__Selected text__
§ §

Researchers Claim LIGHT May Provide New Hope for Future Asthma Therapies

Study results suggest blocking TNF family protein may halt lung remodeling.

Researchers claim the TNF protein family member LIGHT may represent a new target for halting the process of airway remodeling that leads to decreased lung function in asthma patients. A team headed by scientists at La Jolla Institute for Allergy and Immunology has shown that blocking LIGHT’s interaction with its two receptors, HVEM and LTβR, reduces lung fibrosis, smooth muscle hyperplasia, and airway hyperresponsiveness in mouse models of house dust mite-induced chronic asthma.

The studies, led by Michael Croft, Ph.D., found that genetic and antibody-mediated blockade of LIGHT prevents remodeling and decreased lung function as a result of allergen exposure, without altering the influx of immune cells into the lung. The team reports its findings in Nature Medicine in a paper titled, “The tumor necrosis factor family member LIGHT is a target for asthmatic airway remodeling.”

§ §

__Problems to solve__
1: Summarize the article on LIGHT and asthma airway remodeling in two sentences.
2: Extend the article on LIGHT and asthma airway remodeling, picking up after its final sentence.
The data below bear no relation to the article on LIGHT and asthma airway remodeling.

__Stored data__
§ §

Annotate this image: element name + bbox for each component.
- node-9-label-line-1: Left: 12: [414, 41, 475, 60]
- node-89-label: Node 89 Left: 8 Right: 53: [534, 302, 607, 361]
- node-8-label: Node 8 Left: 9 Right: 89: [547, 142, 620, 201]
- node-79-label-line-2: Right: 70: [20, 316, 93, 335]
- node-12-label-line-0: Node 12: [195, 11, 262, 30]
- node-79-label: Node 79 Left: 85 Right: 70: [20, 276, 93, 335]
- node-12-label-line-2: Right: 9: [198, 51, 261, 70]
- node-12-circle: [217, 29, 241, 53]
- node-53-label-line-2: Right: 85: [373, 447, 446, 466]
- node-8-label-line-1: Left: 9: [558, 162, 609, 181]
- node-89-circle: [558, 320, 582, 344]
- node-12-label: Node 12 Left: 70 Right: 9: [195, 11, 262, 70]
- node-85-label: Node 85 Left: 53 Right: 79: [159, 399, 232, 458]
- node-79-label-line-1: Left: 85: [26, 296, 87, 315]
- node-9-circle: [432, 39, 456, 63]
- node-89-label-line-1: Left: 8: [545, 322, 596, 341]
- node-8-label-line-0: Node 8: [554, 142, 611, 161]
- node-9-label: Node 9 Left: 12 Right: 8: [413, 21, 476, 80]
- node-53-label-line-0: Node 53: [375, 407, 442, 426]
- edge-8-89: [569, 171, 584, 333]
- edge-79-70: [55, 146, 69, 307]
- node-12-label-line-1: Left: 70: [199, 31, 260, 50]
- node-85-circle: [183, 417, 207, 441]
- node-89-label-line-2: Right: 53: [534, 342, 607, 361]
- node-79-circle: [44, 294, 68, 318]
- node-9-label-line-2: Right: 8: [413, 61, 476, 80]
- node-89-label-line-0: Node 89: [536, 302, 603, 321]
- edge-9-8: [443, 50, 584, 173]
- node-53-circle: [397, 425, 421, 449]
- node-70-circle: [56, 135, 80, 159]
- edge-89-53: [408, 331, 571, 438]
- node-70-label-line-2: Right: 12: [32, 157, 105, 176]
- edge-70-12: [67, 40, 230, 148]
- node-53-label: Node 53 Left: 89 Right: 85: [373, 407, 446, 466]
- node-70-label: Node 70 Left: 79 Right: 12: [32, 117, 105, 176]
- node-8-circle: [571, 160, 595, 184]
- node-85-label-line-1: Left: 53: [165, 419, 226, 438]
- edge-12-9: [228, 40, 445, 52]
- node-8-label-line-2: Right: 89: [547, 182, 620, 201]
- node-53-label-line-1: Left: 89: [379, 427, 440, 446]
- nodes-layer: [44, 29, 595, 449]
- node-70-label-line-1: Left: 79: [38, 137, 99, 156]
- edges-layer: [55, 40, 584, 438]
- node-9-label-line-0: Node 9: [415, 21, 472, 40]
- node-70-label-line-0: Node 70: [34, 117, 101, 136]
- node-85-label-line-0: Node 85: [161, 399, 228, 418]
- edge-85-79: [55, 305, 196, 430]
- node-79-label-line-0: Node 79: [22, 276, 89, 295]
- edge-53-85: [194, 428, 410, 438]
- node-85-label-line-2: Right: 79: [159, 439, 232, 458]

§ §

__Answers for the tasks__
1: A team headed by scientists at La Jolla Institute for Allergy and Immunology, in studies led by Michael Croft, Ph.D., showed that blocking the interaction of the TNF family protein LIGHT with its receptors HVEM and LTβR reduced lung fibrosis, smooth muscle hyperplasia, and airway hyperresponsiveness in mouse models of house dust mite-induced chronic asthma. Genetic and antibody-mediated blockade of LIGHT prevented remodeling and decreased lung function without altering the influx of immune cells into the lung, so the researchers claim LIGHT may represent a new target for halting airway remodeling in asthma patients.

2:
Patients with severe asthma exhibit chronic unresolved inflammation in the lungs leading to remodeling of the airways, fibrosis, and decreased lung function, the authors explain. Unfortunately, despite controlling airway inflammation, current therapies used to treat asthma have little effect on this remodeling process. Dr. Croft’s team has now found that this mechanism is triggered by the TNF family member LIGHT expressed on activated immune cells after exposure to allergens from house dust mites.  

Previous studies, including research at Dr. Croft’s laboratory, have implicated other TNF superfamily members including OX40 ligand and TNF itself as key mediators in asthmatic inflammation. A recent study in addition found that LIGHT levels in the sputum of asthma patients correlated with decreased lung function. This growing collection of evidence led the La Jolla team to hypothesize that LIGHT might be directly involved in driving aspects of lung inflammation or airway remodeling.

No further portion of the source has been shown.